(Saved entries)
_____

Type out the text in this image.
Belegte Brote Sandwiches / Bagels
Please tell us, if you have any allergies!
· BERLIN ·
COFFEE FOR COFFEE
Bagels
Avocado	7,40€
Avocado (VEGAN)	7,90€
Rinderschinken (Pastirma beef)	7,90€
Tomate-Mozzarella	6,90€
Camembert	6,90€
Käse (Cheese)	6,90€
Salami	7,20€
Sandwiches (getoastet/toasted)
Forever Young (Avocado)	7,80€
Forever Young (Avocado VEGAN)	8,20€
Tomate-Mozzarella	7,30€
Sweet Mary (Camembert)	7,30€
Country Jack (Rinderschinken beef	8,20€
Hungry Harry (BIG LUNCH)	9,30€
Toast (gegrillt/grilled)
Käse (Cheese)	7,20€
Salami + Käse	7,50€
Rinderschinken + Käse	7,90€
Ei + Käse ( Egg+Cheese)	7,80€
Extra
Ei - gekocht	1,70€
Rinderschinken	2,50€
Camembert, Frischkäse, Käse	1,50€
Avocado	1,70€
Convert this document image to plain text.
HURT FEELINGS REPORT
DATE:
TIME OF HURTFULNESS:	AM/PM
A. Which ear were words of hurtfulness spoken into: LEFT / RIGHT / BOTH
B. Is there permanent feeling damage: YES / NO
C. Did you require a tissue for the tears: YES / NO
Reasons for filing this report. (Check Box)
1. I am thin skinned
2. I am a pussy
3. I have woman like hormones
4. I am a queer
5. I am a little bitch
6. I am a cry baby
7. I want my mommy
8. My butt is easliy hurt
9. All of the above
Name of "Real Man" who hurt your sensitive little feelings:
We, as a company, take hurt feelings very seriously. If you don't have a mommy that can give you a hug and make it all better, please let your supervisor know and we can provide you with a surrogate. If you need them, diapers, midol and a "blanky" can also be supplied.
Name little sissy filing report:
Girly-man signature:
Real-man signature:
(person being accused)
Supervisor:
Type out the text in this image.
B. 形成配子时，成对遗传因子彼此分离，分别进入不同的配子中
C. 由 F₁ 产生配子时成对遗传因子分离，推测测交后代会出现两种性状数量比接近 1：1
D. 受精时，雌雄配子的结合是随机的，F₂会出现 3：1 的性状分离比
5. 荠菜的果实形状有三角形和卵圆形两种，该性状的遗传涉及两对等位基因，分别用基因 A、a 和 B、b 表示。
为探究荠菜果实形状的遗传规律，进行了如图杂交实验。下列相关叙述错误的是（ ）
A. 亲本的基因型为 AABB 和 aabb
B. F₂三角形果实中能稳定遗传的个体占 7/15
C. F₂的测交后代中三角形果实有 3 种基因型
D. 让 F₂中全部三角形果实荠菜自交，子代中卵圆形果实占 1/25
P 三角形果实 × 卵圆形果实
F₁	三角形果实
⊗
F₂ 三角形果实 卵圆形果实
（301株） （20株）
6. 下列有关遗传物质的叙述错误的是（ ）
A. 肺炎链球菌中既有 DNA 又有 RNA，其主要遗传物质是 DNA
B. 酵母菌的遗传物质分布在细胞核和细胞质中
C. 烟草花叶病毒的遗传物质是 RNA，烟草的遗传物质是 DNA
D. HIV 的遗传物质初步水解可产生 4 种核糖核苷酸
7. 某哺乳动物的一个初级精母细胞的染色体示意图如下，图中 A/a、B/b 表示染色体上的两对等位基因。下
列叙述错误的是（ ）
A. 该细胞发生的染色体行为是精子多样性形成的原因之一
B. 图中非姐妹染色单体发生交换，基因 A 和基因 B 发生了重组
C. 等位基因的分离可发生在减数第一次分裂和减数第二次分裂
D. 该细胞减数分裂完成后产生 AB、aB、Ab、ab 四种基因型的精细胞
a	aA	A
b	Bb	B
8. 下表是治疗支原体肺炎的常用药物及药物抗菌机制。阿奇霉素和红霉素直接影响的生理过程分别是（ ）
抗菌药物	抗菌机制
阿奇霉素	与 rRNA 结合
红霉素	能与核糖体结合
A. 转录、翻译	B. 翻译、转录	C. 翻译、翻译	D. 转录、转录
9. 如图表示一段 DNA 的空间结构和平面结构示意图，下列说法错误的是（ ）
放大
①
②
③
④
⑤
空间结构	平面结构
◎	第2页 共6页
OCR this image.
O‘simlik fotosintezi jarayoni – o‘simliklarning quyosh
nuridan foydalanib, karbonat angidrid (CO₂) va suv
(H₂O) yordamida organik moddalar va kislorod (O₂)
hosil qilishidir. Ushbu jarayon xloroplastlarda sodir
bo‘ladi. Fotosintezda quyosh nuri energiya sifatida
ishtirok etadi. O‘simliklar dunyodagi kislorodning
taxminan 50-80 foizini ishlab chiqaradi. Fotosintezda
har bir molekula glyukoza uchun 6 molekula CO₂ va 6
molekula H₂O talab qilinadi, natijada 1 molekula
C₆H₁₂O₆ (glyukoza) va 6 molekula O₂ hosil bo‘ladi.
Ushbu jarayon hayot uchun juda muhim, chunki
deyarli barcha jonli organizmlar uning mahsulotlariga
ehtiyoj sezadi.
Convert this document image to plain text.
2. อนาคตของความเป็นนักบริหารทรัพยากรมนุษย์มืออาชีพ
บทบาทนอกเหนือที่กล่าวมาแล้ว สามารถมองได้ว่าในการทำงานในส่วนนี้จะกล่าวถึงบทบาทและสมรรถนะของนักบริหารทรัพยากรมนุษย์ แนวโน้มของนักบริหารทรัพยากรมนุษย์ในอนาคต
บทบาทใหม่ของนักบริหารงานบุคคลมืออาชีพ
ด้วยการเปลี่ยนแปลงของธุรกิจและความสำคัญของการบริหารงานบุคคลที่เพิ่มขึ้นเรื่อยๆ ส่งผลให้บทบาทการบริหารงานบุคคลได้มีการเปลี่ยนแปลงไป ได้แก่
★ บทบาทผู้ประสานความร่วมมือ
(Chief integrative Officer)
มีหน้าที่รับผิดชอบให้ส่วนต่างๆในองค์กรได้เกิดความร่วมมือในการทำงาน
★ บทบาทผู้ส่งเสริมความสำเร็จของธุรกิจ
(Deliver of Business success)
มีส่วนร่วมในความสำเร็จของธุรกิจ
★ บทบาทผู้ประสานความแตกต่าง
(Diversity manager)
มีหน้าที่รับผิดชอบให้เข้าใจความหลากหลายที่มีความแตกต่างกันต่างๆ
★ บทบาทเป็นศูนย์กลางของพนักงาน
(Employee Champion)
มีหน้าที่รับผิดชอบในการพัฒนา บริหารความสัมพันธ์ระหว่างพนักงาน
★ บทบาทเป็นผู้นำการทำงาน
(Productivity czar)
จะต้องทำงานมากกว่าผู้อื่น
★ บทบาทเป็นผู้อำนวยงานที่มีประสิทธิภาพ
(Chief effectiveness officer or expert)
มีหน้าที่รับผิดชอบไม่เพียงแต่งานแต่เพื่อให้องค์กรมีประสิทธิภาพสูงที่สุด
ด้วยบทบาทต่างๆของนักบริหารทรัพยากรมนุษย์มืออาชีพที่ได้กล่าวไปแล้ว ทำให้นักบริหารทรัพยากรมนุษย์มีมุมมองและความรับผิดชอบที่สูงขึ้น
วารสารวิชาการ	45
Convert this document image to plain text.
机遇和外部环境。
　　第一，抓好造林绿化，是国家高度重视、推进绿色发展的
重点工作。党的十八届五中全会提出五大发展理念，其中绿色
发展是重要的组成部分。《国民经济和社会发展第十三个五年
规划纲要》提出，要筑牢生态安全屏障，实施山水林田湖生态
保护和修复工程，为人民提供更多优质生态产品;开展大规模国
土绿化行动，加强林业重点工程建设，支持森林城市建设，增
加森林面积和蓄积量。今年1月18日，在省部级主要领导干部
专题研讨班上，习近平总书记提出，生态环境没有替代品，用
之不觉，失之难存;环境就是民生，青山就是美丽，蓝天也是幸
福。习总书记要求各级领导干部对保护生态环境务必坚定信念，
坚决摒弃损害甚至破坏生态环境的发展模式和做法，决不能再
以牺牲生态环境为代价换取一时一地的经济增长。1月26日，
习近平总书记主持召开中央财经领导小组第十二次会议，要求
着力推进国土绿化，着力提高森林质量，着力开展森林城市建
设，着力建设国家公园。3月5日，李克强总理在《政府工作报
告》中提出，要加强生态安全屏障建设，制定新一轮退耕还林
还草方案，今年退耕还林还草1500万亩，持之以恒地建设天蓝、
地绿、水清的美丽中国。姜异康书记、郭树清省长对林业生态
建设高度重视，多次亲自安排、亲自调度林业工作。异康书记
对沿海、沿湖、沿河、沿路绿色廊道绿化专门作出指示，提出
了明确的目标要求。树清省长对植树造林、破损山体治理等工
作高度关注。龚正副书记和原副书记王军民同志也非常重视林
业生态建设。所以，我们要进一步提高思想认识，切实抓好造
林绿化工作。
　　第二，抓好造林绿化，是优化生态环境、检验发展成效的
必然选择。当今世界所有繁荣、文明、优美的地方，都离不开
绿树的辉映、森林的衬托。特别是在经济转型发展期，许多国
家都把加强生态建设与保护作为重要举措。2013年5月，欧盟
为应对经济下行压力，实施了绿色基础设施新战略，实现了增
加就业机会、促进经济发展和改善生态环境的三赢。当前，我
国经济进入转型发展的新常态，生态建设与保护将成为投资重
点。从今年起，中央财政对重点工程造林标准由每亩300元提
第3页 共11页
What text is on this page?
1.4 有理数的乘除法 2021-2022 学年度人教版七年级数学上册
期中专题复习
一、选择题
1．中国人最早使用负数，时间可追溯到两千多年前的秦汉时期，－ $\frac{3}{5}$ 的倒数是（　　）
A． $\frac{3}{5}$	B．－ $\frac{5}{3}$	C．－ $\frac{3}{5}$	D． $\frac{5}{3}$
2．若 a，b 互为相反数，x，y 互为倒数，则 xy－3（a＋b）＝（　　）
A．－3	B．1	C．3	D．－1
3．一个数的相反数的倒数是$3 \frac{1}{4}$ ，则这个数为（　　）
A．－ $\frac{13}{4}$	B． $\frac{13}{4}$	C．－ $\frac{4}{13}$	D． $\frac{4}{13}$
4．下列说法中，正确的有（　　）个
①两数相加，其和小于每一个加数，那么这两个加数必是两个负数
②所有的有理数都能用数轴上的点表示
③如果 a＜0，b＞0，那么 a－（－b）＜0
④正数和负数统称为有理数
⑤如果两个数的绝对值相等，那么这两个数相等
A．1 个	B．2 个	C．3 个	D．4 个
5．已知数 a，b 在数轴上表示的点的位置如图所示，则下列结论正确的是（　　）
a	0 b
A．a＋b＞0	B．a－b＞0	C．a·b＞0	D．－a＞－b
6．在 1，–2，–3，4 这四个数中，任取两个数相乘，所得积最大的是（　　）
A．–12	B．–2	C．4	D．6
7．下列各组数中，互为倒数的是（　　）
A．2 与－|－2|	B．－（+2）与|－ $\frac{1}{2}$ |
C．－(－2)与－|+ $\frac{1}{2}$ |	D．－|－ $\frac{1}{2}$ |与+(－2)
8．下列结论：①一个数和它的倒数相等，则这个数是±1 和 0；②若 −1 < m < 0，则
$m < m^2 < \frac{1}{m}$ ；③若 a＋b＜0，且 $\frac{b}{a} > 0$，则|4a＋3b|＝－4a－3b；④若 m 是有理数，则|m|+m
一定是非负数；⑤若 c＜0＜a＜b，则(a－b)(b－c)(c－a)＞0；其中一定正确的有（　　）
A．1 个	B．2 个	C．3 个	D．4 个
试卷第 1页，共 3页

_____

TASK PROMPT →
Would you give again, word for word, every line from the one with "What text is on this page?" through the final line of the listing above?

THE ANSWER →
What text is on this page?
1.4 有理数的乘除法 2021-2022 学年度人教版七年级数学上册
期中专题复习
一、选择题
1．中国人最早使用负数，时间可追溯到两千多年前的秦汉时期，－ $\frac{3}{5}$ 的倒数是（　　）
A． $\frac{3}{5}$	B．－ $\frac{5}{3}$	C．－ $\frac{3}{5}$	D． $\frac{5}{3}$
2．若 a，b 互为相反数，x，y 互为倒数，则 xy－3（a＋b）＝（　　）
A．－3	B．1	C．3	D．－1
3．一个数的相反数的倒数是$3 \frac{1}{4}$ ，则这个数为（　　）
A．－ $\frac{13}{4}$	B． $\frac{13}{4}$	C．－ $\frac{4}{13}$	D． $\frac{4}{13}$
4．下列说法中，正确的有（　　）个
①两数相加，其和小于每一个加数，那么这两个加数必是两个负数
②所有的有理数都能用数轴上的点表示
③如果 a＜0，b＞0，那么 a－（－b）＜0
④正数和负数统称为有理数
⑤如果两个数的绝对值相等，那么这两个数相等
A．1 个	B．2 个	C．3 个	D．4 个
5．已知数 a，b 在数轴上表示的点的位置如图所示，则下列结论正确的是（　　）
a	0 b
A．a＋b＞0	B．a－b＞0	C．a·b＞0	D．－a＞－b
6．在 1，–2，–3，4 这四个数中，任取两个数相乘，所得积最大的是（　　）
A．–12	B．–2	C．4	D．6
7．下列各组数中，互为倒数的是（　　）
A．2 与－|－2|	B．－（+2）与|－ $\frac{1}{2}$ |
C．－(－2)与－|+ $\frac{1}{2}$ |	D．－|－ $\frac{1}{2}$ |与+(－2)
8．下列结论：①一个数和它的倒数相等，则这个数是±1 和 0；②若 −1 < m < 0，则
$m < m^2 < \frac{1}{m}$ ；③若 a＋b＜0，且 $\frac{b}{a} > 0$，则|4a＋3b|＝－4a－3b；④若 m 是有理数，则|m|+m
一定是非负数；⑤若 c＜0＜a＜b，则(a－b)(b－c)(c－a)＞0；其中一定正确的有（　　）
A．1 个	B．2 个	C．3 个	D．4 个
试卷第 1页，共 3页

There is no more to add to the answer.